▶ **Exercise description**
Copy the records below exactly as they appear.

──────

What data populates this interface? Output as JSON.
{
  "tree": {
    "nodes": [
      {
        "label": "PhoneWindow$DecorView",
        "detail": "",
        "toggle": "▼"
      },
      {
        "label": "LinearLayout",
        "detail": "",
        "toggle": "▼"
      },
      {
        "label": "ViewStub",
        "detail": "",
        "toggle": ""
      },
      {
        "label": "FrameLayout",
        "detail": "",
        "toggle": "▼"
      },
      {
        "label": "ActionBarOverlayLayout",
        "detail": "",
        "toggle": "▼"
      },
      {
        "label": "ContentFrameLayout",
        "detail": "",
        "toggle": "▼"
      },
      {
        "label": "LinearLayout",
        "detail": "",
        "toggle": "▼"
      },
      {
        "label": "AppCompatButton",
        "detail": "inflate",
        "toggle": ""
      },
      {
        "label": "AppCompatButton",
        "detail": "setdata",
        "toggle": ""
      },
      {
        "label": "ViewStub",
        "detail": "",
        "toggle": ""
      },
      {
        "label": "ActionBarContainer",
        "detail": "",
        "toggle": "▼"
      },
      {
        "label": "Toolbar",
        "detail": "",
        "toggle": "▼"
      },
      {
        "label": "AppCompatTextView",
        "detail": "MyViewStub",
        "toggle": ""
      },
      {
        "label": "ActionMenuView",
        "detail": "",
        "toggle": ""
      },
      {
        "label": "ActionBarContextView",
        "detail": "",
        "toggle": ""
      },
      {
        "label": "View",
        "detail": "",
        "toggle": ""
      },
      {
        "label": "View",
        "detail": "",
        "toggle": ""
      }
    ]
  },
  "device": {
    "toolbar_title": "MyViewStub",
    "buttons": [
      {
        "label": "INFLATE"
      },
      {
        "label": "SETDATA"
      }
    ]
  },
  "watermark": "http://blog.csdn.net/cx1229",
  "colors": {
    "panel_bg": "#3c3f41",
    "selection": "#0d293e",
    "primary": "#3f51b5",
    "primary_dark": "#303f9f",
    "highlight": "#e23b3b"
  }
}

──────

▶ **Response**
What data populates this interface? Output as JSON.
{
  "tree": {
    "nodes": [
      {
        "label": "PhoneWindow$DecorView",
        "detail": "",
        "toggle": "▼"
      },
      {
        "label": "LinearLayout",
        "detail": "",
        "toggle": "▼"
      },
      {
        "label": "ViewStub",
        "detail": "",
        "toggle": ""
      },
      {
        "label": "FrameLayout",
        "detail": "",
        "toggle": "▼"
      },
      {
        "label": "ActionBarOverlayLayout",
        "detail": "",
        "toggle": "▼"
      },
      {
        "label": "ContentFrameLayout",
        "detail": "",
        "toggle": "▼"
      },
      {
        "label": "LinearLayout",
        "detail": "",
        "toggle": "▼"
      },
      {
        "label": "AppCompatButton",
        "detail": "inflate",
        "toggle": ""
      },
      {
        "label": "AppCompatButton",
        "detail": "setdata",
        "toggle": ""
      },
      {
        "label": "ViewStub",
        "detail": "",
        "toggle": ""
      },
      {
        "label": "ActionBarContainer",
        "detail": "",
        "toggle": "▼"
      },
      {
        "label": "Toolbar",
        "detail": "",
        "toggle": "▼"
      },
      {
        "label": "AppCompatTextView",
        "detail": "MyViewStub",
        "toggle": ""
      },
      {
        "label": "ActionMenuView",
        "detail": "",
        "toggle": ""
      },
      {
        "label": "ActionBarContextView",
        "detail": "",
        "toggle": ""
      },
      {
        "label": "View",
        "detail": "",
        "toggle": ""
      },
      {
        "label": "View",
        "detail": "",
        "toggle": ""
      }
    ]
  },
  "device": {
    "toolbar_title": "MyViewStub",
    "buttons": [
      {
        "label": "INFLATE"
      },
      {
        "label": "SETDATA"
      }
    ]
  },
  "watermark": "http://blog.csdn.net/cx1229",
  "colors": {
    "panel_bg": "#3c3f41",
    "selection": "#0d293e",
    "primary": "#3f51b5",
    "primary_dark": "#303f9f",
    "highlight": "#e23b3b"
  }
}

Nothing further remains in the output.